## The input
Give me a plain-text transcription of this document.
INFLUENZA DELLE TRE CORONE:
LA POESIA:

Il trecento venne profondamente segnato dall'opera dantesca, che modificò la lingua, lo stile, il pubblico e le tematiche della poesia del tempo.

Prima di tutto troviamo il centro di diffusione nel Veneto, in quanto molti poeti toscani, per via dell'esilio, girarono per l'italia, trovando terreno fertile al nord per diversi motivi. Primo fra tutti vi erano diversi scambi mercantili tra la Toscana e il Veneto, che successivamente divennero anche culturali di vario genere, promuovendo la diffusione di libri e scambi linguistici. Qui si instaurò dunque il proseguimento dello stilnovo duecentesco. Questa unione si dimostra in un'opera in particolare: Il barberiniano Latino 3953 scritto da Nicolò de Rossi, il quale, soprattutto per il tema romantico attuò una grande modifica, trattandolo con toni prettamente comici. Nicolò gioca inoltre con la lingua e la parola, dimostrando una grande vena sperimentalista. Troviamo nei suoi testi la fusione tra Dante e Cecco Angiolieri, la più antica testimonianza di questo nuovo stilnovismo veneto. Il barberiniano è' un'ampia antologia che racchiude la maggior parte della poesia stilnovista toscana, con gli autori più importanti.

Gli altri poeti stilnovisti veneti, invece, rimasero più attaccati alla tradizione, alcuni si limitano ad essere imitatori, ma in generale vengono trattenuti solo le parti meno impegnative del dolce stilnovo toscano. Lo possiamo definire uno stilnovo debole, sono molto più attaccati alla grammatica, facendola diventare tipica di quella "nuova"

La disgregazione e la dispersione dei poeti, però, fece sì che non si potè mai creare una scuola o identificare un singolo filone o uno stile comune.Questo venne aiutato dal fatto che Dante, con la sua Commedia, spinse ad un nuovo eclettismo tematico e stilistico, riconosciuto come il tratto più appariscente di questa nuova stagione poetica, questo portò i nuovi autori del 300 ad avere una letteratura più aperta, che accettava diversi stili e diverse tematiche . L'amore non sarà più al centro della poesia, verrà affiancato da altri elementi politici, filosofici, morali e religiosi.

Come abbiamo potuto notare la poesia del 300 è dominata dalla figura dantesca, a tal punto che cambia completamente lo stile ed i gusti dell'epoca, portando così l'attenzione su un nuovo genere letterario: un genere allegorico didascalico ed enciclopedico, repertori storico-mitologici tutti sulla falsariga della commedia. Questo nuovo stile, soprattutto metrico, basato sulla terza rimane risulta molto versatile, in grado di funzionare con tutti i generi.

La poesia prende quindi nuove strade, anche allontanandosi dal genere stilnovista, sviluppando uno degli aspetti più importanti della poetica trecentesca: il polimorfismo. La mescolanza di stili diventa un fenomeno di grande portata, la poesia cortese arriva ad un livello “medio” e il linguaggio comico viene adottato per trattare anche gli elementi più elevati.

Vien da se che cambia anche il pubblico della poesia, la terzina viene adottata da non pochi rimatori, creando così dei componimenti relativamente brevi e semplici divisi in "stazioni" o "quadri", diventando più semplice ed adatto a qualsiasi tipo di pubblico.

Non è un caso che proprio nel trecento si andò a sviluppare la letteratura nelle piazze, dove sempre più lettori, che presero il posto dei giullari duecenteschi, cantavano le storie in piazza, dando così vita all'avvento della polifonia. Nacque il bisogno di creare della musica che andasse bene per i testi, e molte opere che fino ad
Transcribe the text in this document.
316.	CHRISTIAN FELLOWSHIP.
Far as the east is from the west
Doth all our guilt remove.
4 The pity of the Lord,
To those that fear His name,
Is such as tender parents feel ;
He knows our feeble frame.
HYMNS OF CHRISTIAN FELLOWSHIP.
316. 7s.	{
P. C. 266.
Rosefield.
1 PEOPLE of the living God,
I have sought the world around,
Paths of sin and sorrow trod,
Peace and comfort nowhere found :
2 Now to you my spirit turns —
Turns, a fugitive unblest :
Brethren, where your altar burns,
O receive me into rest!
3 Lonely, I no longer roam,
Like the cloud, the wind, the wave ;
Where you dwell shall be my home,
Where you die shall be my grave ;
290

## Work required
Find the word "stili" in the records and pull out each line that has it.

## Finished task
La disgregazione e la dispersione dei poeti, però, fece sì che non si potè mai creare una scuola o identificare un singolo filone o uno stile comune.Questo venne aiutato dal fatto che Dante, con la sua Commedia, spinse ad un nuovo eclettismo tematico e stilistico, riconosciuto come il tratto più appariscente di questa nuova stagione poetica, questo portò i nuovi autori del 300 ad avere una letteratura più aperta, che accettava diversi stili e diverse tematiche . L'amore non sarà più al centro della poesia, verrà affiancato da altri elementi politici, filosofici, morali e religiosi.
La poesia prende quindi nuove strade, anche allontanandosi dal genere stilnovista, sviluppando uno degli aspetti più importanti della poetica trecentesca: il polimorfismo. La mescolanza di stili diventa un fenomeno di grande portata, la poesia cortese arriva ad un livello “medio” e il linguaggio comico viene adottato per trattare anche gli elementi più elevati.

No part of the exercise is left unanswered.